* START Provided material *
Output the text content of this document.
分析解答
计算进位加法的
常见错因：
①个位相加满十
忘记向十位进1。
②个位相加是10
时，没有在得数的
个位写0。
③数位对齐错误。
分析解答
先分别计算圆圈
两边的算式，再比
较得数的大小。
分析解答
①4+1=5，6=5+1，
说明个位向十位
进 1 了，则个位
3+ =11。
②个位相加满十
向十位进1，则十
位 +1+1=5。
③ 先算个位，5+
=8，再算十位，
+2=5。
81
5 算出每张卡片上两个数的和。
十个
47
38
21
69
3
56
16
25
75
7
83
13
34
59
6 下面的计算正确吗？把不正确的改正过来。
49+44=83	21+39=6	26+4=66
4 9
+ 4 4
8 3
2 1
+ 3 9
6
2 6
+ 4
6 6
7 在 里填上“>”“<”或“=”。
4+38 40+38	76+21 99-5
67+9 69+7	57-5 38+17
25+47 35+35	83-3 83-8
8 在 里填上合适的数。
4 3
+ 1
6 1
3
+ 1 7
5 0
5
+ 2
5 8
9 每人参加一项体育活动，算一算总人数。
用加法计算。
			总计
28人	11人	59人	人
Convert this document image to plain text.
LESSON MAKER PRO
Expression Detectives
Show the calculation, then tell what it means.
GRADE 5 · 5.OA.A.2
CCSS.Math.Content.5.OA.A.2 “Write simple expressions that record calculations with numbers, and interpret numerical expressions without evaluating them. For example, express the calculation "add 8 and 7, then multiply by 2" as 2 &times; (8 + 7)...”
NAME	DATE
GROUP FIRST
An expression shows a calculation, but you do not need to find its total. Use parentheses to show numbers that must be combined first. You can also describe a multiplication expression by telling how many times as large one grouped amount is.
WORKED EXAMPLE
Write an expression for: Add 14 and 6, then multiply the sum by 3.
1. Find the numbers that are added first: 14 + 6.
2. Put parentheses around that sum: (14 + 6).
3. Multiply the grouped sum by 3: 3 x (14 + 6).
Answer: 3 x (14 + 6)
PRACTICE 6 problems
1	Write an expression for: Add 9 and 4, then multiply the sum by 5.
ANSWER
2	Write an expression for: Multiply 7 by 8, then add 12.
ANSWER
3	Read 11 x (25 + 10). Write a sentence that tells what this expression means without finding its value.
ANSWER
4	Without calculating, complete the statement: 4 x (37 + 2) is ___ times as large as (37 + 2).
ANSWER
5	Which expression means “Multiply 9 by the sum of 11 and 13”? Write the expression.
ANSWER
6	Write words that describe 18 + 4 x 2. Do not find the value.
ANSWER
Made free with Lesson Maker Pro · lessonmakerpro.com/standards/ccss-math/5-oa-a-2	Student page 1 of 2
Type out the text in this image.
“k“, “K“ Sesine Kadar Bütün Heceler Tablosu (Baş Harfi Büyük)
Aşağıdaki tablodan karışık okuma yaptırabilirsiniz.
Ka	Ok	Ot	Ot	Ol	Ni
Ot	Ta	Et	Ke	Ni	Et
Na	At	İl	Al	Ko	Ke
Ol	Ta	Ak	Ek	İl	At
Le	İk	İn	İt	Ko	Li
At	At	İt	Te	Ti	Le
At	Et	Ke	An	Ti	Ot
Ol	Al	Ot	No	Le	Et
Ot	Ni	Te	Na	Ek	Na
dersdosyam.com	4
* END Provided material *
▶ _Your instructions_
Identify and copy all lines with the word "this".

▶ _In response_
Output the text content of this document.
Convert this document image to plain text.
3	Read 11 x (25 + 10). Write a sentence that tells what this expression means without finding its value.
Type out the text in this image.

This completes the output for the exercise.